[Data excerpts]
────────────────────
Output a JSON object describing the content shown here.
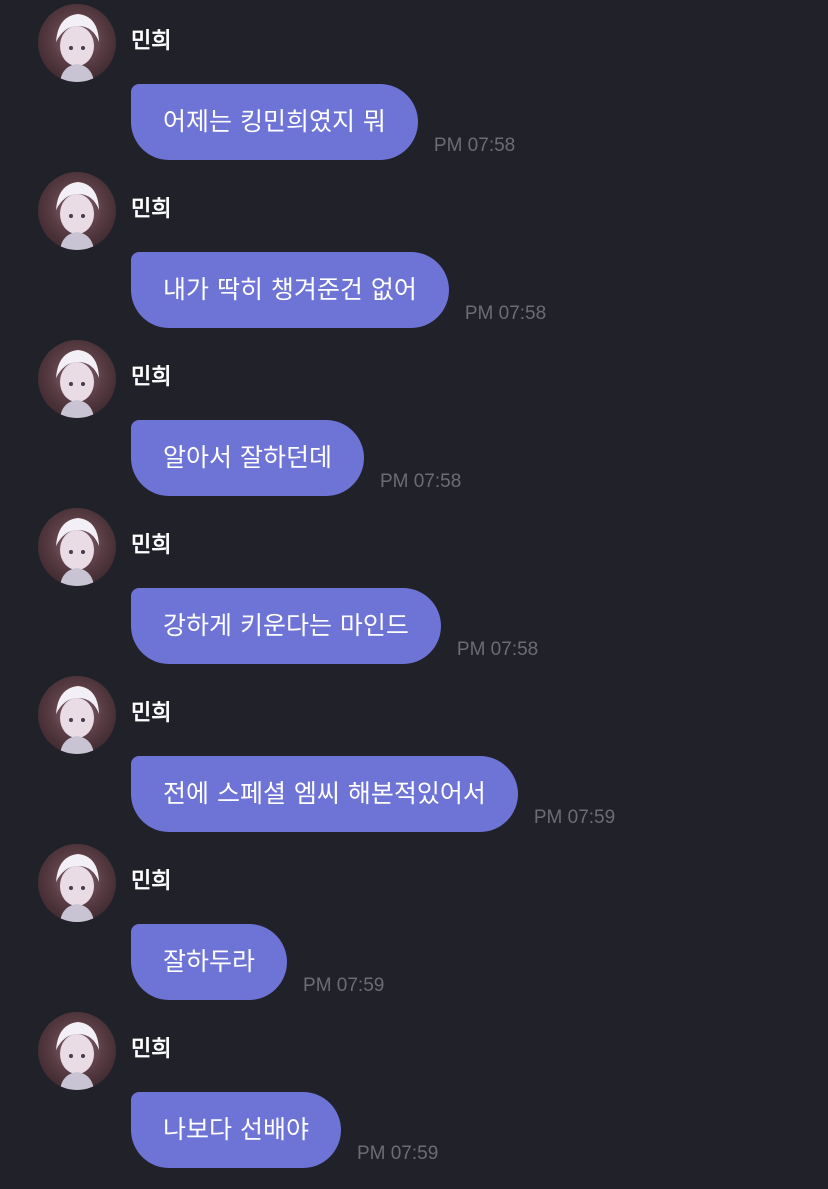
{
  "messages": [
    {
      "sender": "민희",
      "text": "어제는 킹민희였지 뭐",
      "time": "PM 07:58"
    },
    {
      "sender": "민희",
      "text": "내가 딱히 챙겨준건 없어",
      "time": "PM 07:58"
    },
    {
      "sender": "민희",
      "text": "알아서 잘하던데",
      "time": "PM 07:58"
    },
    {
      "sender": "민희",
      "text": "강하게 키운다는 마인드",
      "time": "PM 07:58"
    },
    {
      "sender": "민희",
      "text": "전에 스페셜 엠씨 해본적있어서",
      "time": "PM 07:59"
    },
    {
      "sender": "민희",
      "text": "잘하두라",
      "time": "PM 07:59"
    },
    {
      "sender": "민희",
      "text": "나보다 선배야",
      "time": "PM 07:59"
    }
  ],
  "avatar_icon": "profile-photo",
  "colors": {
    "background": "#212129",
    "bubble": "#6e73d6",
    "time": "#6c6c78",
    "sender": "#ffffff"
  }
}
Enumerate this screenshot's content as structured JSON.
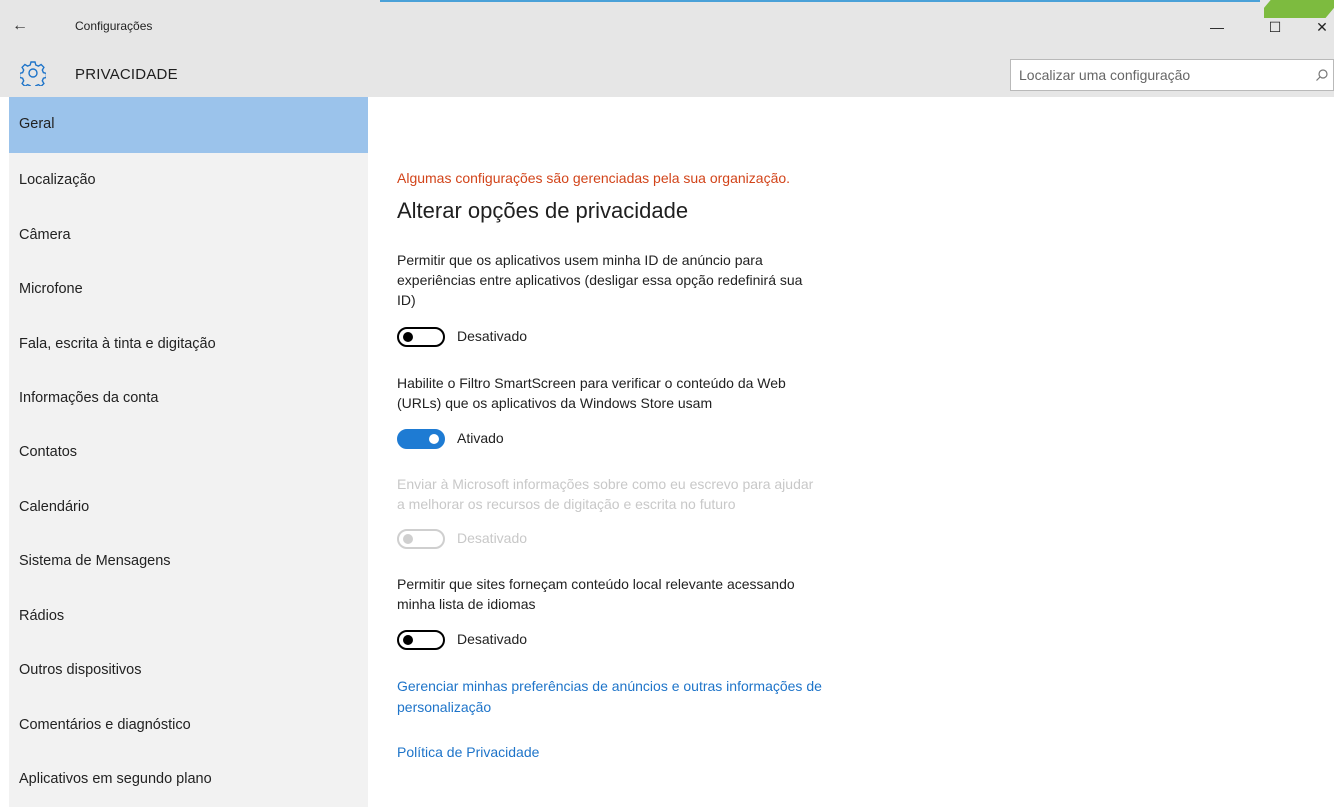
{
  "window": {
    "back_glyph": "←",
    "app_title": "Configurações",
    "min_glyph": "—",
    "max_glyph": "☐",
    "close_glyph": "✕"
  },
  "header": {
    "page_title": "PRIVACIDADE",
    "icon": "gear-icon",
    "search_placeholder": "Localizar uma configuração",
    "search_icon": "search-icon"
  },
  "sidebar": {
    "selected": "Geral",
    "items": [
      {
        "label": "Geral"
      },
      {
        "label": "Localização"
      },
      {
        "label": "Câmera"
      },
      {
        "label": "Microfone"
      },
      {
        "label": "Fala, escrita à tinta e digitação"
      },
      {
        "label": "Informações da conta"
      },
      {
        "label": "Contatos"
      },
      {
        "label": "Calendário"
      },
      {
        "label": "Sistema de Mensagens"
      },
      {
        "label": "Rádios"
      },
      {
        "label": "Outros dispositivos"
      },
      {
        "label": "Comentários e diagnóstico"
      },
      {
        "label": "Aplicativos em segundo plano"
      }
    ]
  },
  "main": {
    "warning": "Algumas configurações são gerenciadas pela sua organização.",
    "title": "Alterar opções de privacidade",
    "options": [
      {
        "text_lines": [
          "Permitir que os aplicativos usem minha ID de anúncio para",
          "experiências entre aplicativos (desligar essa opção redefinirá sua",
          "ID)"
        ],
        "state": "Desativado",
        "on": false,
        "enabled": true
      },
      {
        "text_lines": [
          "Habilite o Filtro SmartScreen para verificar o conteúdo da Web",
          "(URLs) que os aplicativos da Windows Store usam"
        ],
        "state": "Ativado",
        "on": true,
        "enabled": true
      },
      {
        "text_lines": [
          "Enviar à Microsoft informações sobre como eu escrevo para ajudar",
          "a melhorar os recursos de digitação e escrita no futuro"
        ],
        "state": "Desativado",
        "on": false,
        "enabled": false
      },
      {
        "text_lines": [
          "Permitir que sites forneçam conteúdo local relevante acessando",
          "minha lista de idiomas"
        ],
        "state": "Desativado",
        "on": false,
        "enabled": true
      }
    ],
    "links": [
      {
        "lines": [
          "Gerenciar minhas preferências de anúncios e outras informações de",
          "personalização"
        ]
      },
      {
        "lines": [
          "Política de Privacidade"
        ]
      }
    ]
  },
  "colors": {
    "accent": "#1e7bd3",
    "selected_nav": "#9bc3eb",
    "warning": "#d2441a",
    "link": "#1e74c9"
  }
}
────────────────────
- What you should do -
All the lines above are to be given again exactly as they read, with the pictures removed.

- Problem solution -
Output a JSON object describing the content shown here.
{
  "messages": [
    {
      "sender": "민희",
      "text": "어제는 킹민희였지 뭐",
      "time": "PM 07:58"
    },
    {
      "sender": "민희",
      "text": "내가 딱히 챙겨준건 없어",
      "time": "PM 07:58"
    },
    {
      "sender": "민희",
      "text": "알아서 잘하던데",
      "time": "PM 07:58"
    },
    {
      "sender": "민희",
      "text": "강하게 키운다는 마인드",
      "time": "PM 07:58"
    },
    {
      "sender": "민희",
      "text": "전에 스페셜 엠씨 해본적있어서",
      "time": "PM 07:59"
    },
    {
      "sender": "민희",
      "text": "잘하두라",
      "time": "PM 07:59"
    },
    {
      "sender": "민희",
      "text": "나보다 선배야",
      "time": "PM 07:59"
    }
  ],
  "avatar_icon": "profile-photo",
  "colors": {
    "background": "#212129",
    "bubble": "#6e73d6",
    "time": "#6c6c78",
    "sender": "#ffffff"
  }
}
Enumerate this screenshot's content as structured JSON.
{
  "window": {
    "back_glyph": "←",
    "app_title": "Configurações",
    "min_glyph": "—",
    "max_glyph": "☐",
    "close_glyph": "✕"
  },
  "header": {
    "page_title": "PRIVACIDADE",
    "icon": "gear-icon",
    "search_placeholder": "Localizar uma configuração",
    "search_icon": "search-icon"
  },
  "sidebar": {
    "selected": "Geral",
    "items": [
      {
        "label": "Geral"
      },
      {
        "label": "Localização"
      },
      {
        "label": "Câmera"
      },
      {
        "label": "Microfone"
      },
      {
        "label": "Fala, escrita à tinta e digitação"
      },
      {
        "label": "Informações da conta"
      },
      {
        "label": "Contatos"
      },
      {
        "label": "Calendário"
      },
      {
        "label": "Sistema de Mensagens"
      },
      {
        "label": "Rádios"
      },
      {
        "label": "Outros dispositivos"
      },
      {
        "label": "Comentários e diagnóstico"
      },
      {
        "label": "Aplicativos em segundo plano"
      }
    ]
  },
  "main": {
    "warning": "Algumas configurações são gerenciadas pela sua organização.",
    "title": "Alterar opções de privacidade",
    "options": [
      {
        "text_lines": [
          "Permitir que os aplicativos usem minha ID de anúncio para",
          "experiências entre aplicativos (desligar essa opção redefinirá sua",
          "ID)"
        ],
        "state": "Desativado",
        "on": false,
        "enabled": true
      },
      {
        "text_lines": [
          "Habilite o Filtro SmartScreen para verificar o conteúdo da Web",
          "(URLs) que os aplicativos da Windows Store usam"
        ],
        "state": "Ativado",
        "on": true,
        "enabled": true
      },
      {
        "text_lines": [
          "Enviar à Microsoft informações sobre como eu escrevo para ajudar",
          "a melhorar os recursos de digitação e escrita no futuro"
        ],
        "state": "Desativado",
        "on": false,
        "enabled": false
      },
      {
        "text_lines": [
          "Permitir que sites forneçam conteúdo local relevante acessando",
          "minha lista de idiomas"
        ],
        "state": "Desativado",
        "on": false,
        "enabled": true
      }
    ],
    "links": [
      {
        "lines": [
          "Gerenciar minhas preferências de anúncios e outras informações de",
          "personalização"
        ]
      },
      {
        "lines": [
          "Política de Privacidade"
        ]
      }
    ]
  },
  "colors": {
    "accent": "#1e7bd3",
    "selected_nav": "#9bc3eb",
    "warning": "#d2441a",
    "link": "#1e74c9"
  }
}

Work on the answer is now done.